*BRIEF:*
Output the records. Match them exactly.

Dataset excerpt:
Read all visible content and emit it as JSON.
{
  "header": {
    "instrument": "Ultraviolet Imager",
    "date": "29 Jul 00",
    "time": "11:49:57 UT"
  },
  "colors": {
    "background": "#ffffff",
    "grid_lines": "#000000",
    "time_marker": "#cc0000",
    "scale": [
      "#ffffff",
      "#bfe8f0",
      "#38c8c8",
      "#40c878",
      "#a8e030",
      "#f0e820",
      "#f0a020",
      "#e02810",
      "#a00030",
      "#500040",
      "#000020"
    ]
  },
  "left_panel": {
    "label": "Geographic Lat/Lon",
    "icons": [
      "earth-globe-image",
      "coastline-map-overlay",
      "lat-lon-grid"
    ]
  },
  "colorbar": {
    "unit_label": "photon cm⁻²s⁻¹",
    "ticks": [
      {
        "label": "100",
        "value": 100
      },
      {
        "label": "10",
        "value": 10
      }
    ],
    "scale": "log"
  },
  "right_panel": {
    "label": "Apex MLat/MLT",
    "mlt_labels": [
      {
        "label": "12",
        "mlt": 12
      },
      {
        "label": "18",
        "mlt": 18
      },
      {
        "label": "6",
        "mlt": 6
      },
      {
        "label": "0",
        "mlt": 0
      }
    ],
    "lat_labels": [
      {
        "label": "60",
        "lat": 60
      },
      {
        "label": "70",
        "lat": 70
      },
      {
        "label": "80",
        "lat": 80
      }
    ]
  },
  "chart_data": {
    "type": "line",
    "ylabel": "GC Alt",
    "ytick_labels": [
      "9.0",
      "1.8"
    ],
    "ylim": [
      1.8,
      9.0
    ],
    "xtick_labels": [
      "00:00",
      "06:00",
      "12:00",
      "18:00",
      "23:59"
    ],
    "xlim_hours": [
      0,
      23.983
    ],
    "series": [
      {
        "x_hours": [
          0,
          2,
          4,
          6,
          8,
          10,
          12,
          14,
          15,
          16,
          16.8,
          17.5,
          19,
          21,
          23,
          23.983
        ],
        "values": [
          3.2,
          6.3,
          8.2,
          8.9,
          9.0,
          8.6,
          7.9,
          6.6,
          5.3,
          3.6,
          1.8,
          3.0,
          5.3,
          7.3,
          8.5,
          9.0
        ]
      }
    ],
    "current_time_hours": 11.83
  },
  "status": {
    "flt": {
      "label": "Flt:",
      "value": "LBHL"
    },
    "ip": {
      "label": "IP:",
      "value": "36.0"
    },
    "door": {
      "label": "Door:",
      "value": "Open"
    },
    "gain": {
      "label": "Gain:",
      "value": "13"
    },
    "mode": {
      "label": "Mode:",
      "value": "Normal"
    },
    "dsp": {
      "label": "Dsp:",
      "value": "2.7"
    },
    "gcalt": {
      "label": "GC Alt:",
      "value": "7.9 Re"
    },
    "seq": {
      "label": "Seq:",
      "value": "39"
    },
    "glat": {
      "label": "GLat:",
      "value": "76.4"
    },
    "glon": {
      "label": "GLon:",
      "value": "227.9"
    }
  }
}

*WRITTEN ANSWER:*
Read all visible content and emit it as JSON.
{
  "header": {
    "instrument": "Ultraviolet Imager",
    "date": "29 Jul 00",
    "time": "11:49:57 UT"
  },
  "colors": {
    "background": "#ffffff",
    "grid_lines": "#000000",
    "time_marker": "#cc0000",
    "scale": [
      "#ffffff",
      "#bfe8f0",
      "#38c8c8",
      "#40c878",
      "#a8e030",
      "#f0e820",
      "#f0a020",
      "#e02810",
      "#a00030",
      "#500040",
      "#000020"
    ]
  },
  "left_panel": {
    "label": "Geographic Lat/Lon",
    "icons": [
      "earth-globe-image",
      "coastline-map-overlay",
      "lat-lon-grid"
    ]
  },
  "colorbar": {
    "unit_label": "photon cm⁻²s⁻¹",
    "ticks": [
      {
        "label": "100",
        "value": 100
      },
      {
        "label": "10",
        "value": 10
      }
    ],
    "scale": "log"
  },
  "right_panel": {
    "label": "Apex MLat/MLT",
    "mlt_labels": [
      {
        "label": "12",
        "mlt": 12
      },
      {
        "label": "18",
        "mlt": 18
      },
      {
        "label": "6",
        "mlt": 6
      },
      {
        "label": "0",
        "mlt": 0
      }
    ],
    "lat_labels": [
      {
        "label": "60",
        "lat": 60
      },
      {
        "label": "70",
        "lat": 70
      },
      {
        "label": "80",
        "lat": 80
      }
    ]
  },
  "chart_data": {
    "type": "line",
    "ylabel": "GC Alt",
    "ytick_labels": [
      "9.0",
      "1.8"
    ],
    "ylim": [
      1.8,
      9.0
    ],
    "xtick_labels": [
      "00:00",
      "06:00",
      "12:00",
      "18:00",
      "23:59"
    ],
    "xlim_hours": [
      0,
      23.983
    ],
    "series": [
      {
        "x_hours": [
          0,
          2,
          4,
          6,
          8,
          10,
          12,
          14,
          15,
          16,
          16.8,
          17.5,
          19,
          21,
          23,
          23.983
        ],
        "values": [
          3.2,
          6.3,
          8.2,
          8.9,
          9.0,
          8.6,
          7.9,
          6.6,
          5.3,
          3.6,
          1.8,
          3.0,
          5.3,
          7.3,
          8.5,
          9.0
        ]
      }
    ],
    "current_time_hours": 11.83
  },
  "status": {
    "flt": {
      "label": "Flt:",
      "value": "LBHL"
    },
    "ip": {
      "label": "IP:",
      "value": "36.0"
    },
    "door": {
      "label": "Door:",
      "value": "Open"
    },
    "gain": {
      "label": "Gain:",
      "value": "13"
    },
    "mode": {
      "label": "Mode:",
      "value": "Normal"
    },
    "dsp": {
      "label": "Dsp:",
      "value": "2.7"
    },
    "gcalt": {
      "label": "GC Alt:",
      "value": "7.9 Re"
    },
    "seq": {
      "label": "Seq:",
      "value": "39"
    },
    "glat": {
      "label": "GLat:",
      "value": "76.4"
    },
    "glon": {
      "label": "GLon:",
      "value": "227.9"
    }
  }
}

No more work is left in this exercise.